### Exercise:
Which of the lines below hold "color"? Please return each one.

### Given data:
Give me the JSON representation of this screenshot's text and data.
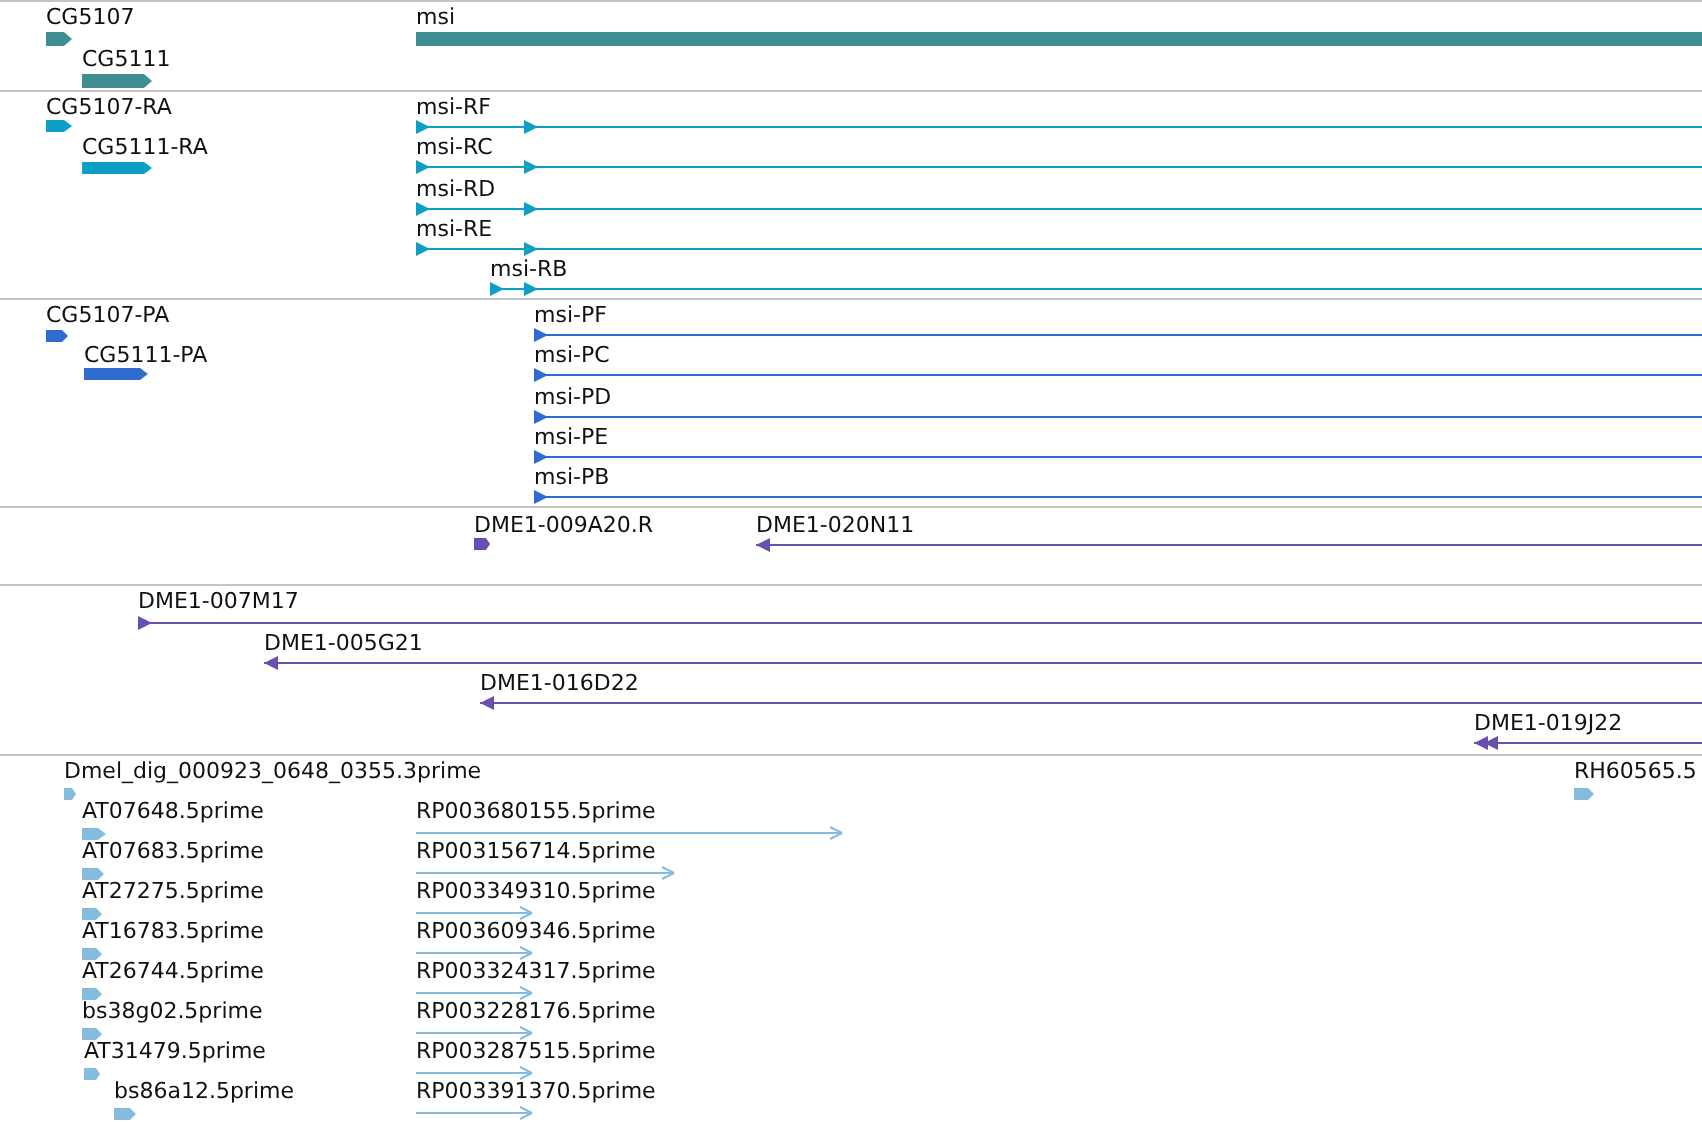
{
  "tracks": [
    {
      "kind": "gene",
      "color": "#3f8f92",
      "features": [
        {
          "label": "CG5107",
          "reverse": false
        },
        {
          "label": "CG5111",
          "reverse": false
        },
        {
          "label": "msi",
          "reverse": false
        }
      ]
    },
    {
      "kind": "transcript",
      "color": "#0ba0c4",
      "features": [
        {
          "label": "CG5107-RA",
          "reverse": false
        },
        {
          "label": "CG5111-RA",
          "reverse": false
        },
        {
          "label": "msi-RF",
          "reverse": false
        },
        {
          "label": "msi-RC",
          "reverse": false
        },
        {
          "label": "msi-RD",
          "reverse": false
        },
        {
          "label": "msi-RE",
          "reverse": false
        },
        {
          "label": "msi-RB",
          "reverse": false
        }
      ]
    },
    {
      "kind": "protein",
      "color": "#2f6bd0",
      "features": [
        {
          "label": "CG5107-PA",
          "reverse": false
        },
        {
          "label": "CG5111-PA",
          "reverse": false
        },
        {
          "label": "msi-PF",
          "reverse": false
        },
        {
          "label": "msi-PC",
          "reverse": false
        },
        {
          "label": "msi-PD",
          "reverse": false
        },
        {
          "label": "msi-PE",
          "reverse": false
        },
        {
          "label": "msi-PB",
          "reverse": false
        }
      ]
    },
    {
      "kind": "clone",
      "color": "#6a4fae",
      "features": [
        {
          "label": "DME1-009A20.R",
          "reverse": false
        },
        {
          "label": "DME1-020N11",
          "reverse": true
        }
      ]
    },
    {
      "kind": "clone",
      "color": "#6a4fae",
      "features": [
        {
          "label": "DME1-007M17",
          "reverse": false
        },
        {
          "label": "DME1-005G21",
          "reverse": true
        },
        {
          "label": "DME1-016D22",
          "reverse": true
        },
        {
          "label": "DME1-019J22",
          "reverse": true
        }
      ]
    },
    {
      "kind": "est",
      "color": "#86bbe0",
      "features": [
        {
          "label": "Dmel_dig_000923_0648_0355.3prime",
          "reverse": false
        },
        {
          "label": "AT07648.5prime",
          "reverse": false
        },
        {
          "label": "AT07683.5prime",
          "reverse": false
        },
        {
          "label": "AT27275.5prime",
          "reverse": false
        },
        {
          "label": "AT16783.5prime",
          "reverse": false
        },
        {
          "label": "AT26744.5prime",
          "reverse": false
        },
        {
          "label": "bs38g02.5prime",
          "reverse": false
        },
        {
          "label": "AT31479.5prime",
          "reverse": false
        },
        {
          "label": "bs86a12.5prime",
          "reverse": false
        },
        {
          "label": "RP003680155.5prime",
          "reverse": false
        },
        {
          "label": "RP003156714.5prime",
          "reverse": false
        },
        {
          "label": "RP003349310.5prime",
          "reverse": false
        },
        {
          "label": "RP003609346.5prime",
          "reverse": false
        },
        {
          "label": "RP003324317.5prime",
          "reverse": false
        },
        {
          "label": "RP003228176.5prime",
          "reverse": false
        },
        {
          "label": "RP003287515.5prime",
          "reverse": false
        },
        {
          "label": "RP003391370.5prime",
          "reverse": false
        },
        {
          "label": "RH60565.5",
          "reverse": false
        }
      ]
    }
  ]
}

### Written answer:
      "color": "#3f8f92",
      "color": "#0ba0c4",
      "color": "#2f6bd0",
      "color": "#6a4fae",
      "color": "#6a4fae",
      "color": "#86bbe0",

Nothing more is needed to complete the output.